_What is asked_
Check the listing below line by line and report how many lines hold "name", with no other words.

Stored data:

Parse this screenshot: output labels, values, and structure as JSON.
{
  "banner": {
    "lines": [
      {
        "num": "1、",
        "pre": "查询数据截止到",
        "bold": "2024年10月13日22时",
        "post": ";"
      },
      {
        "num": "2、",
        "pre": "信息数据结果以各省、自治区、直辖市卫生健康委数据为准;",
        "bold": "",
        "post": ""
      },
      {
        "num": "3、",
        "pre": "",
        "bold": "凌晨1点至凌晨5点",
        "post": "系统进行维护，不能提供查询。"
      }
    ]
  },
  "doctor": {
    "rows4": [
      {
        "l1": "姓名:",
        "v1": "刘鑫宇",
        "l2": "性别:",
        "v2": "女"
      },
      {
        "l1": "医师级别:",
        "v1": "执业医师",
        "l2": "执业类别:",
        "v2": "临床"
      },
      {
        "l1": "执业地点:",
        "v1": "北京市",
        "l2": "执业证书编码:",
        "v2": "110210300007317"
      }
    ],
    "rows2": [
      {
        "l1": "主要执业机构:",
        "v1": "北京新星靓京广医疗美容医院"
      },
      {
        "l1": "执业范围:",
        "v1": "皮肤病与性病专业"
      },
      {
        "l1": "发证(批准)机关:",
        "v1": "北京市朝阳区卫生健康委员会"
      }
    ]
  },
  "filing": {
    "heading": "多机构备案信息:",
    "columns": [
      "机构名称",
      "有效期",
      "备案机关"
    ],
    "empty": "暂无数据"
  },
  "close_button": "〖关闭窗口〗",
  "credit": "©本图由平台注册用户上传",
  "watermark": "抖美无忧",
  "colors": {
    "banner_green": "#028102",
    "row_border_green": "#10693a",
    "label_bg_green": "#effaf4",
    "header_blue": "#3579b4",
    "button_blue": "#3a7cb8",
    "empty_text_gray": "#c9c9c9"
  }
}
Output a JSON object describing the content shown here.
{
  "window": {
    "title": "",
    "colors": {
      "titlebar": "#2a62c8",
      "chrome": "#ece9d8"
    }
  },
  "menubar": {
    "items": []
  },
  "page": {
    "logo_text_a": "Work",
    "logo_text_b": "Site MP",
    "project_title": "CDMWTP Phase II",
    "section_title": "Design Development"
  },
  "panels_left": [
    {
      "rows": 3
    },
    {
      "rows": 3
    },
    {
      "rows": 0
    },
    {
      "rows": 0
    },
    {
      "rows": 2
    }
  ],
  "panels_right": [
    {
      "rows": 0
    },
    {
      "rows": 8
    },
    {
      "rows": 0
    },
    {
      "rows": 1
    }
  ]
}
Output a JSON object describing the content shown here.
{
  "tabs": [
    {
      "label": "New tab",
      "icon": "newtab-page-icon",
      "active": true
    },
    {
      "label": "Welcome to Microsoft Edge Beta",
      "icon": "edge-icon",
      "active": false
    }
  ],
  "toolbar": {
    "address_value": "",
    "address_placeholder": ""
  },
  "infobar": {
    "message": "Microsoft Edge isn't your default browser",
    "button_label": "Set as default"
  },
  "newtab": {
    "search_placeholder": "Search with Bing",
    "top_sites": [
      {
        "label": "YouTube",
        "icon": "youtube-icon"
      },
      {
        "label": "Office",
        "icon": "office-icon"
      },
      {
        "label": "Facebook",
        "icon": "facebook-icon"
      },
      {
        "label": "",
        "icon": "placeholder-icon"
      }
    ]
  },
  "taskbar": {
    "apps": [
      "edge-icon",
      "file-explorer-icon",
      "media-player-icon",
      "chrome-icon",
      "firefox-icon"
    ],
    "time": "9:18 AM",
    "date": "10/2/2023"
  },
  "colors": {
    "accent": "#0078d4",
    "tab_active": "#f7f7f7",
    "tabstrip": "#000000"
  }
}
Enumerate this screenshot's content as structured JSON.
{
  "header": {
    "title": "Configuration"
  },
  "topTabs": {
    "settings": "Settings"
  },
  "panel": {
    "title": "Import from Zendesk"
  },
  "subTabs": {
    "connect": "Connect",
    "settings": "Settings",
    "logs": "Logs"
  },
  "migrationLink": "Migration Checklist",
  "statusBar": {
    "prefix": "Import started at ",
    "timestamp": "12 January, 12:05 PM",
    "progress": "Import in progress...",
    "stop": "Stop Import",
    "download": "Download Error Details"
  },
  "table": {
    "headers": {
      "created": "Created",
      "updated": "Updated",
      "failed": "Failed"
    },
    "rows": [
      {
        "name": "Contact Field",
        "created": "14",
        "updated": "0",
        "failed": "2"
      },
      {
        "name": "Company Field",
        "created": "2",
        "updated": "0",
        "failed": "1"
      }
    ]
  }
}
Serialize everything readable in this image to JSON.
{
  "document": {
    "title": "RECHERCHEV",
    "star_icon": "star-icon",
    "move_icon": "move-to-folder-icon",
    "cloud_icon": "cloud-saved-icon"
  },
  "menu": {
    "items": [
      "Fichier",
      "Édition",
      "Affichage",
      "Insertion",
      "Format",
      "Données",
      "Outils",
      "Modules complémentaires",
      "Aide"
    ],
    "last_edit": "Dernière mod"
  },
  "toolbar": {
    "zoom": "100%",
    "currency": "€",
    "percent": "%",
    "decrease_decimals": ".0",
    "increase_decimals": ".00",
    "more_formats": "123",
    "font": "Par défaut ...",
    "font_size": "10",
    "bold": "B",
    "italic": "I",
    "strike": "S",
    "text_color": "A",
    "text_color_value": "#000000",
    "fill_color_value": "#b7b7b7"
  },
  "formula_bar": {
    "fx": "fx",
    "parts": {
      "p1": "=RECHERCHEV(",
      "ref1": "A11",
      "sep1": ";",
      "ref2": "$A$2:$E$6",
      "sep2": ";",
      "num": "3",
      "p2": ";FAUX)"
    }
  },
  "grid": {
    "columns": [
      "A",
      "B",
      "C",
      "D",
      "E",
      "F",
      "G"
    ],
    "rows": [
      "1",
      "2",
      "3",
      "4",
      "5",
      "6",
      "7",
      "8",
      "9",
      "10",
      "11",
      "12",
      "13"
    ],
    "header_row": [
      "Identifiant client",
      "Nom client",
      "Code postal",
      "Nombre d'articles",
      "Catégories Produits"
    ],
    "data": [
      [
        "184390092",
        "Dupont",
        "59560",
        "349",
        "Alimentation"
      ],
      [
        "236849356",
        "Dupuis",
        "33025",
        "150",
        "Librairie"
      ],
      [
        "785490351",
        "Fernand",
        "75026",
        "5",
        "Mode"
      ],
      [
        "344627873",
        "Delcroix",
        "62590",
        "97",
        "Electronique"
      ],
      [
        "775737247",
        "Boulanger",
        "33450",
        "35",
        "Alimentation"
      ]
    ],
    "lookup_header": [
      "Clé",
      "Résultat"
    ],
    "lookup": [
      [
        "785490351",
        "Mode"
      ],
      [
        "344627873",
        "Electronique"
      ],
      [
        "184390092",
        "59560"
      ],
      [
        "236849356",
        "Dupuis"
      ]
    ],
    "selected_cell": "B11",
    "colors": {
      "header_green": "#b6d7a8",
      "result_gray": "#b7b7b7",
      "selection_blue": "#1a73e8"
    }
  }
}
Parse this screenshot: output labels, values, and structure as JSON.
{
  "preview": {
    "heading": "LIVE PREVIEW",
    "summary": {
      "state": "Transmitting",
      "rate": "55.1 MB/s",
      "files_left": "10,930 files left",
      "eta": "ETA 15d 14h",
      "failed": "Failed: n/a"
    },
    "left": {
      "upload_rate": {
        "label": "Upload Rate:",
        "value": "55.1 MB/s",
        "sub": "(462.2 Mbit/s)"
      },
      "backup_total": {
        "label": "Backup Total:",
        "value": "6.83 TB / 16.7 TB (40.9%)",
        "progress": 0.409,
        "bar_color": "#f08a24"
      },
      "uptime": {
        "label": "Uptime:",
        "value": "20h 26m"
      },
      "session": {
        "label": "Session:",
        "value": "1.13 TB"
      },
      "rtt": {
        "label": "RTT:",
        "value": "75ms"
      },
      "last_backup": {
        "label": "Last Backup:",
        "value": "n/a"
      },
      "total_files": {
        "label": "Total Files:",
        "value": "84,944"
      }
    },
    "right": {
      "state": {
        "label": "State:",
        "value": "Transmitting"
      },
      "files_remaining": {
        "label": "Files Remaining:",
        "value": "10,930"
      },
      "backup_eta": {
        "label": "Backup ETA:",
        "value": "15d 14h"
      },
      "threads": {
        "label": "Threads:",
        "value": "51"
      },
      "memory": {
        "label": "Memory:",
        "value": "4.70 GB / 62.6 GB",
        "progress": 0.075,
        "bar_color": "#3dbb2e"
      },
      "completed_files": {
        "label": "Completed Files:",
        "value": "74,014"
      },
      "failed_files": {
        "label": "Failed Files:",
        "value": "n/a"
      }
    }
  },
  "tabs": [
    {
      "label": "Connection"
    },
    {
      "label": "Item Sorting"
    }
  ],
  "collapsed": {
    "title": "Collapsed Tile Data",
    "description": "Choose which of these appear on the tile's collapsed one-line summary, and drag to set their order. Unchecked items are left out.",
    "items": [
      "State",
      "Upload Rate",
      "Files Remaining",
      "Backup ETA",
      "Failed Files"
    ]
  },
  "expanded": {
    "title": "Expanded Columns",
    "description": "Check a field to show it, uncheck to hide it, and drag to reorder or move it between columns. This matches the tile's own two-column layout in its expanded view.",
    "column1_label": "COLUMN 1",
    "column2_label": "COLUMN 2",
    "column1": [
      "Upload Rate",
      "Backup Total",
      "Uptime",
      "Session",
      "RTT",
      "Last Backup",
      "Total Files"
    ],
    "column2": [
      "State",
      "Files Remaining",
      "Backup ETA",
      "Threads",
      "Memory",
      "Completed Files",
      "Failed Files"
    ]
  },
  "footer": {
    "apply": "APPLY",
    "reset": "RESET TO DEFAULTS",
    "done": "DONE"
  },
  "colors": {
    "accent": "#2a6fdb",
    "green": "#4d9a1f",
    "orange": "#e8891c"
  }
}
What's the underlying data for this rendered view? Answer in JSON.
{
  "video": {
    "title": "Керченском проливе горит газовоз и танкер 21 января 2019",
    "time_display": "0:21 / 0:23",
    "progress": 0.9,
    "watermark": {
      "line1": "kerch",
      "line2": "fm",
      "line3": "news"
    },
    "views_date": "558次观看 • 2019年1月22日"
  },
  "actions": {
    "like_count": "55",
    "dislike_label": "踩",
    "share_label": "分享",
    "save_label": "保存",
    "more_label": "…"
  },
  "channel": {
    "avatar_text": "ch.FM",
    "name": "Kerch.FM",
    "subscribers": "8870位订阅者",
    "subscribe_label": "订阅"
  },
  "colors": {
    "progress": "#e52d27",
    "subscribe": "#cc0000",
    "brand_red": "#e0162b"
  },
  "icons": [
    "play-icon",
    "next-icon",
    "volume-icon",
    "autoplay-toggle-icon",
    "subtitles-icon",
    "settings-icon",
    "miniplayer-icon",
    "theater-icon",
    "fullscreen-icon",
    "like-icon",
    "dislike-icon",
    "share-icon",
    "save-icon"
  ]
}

_Solution for this problem_
3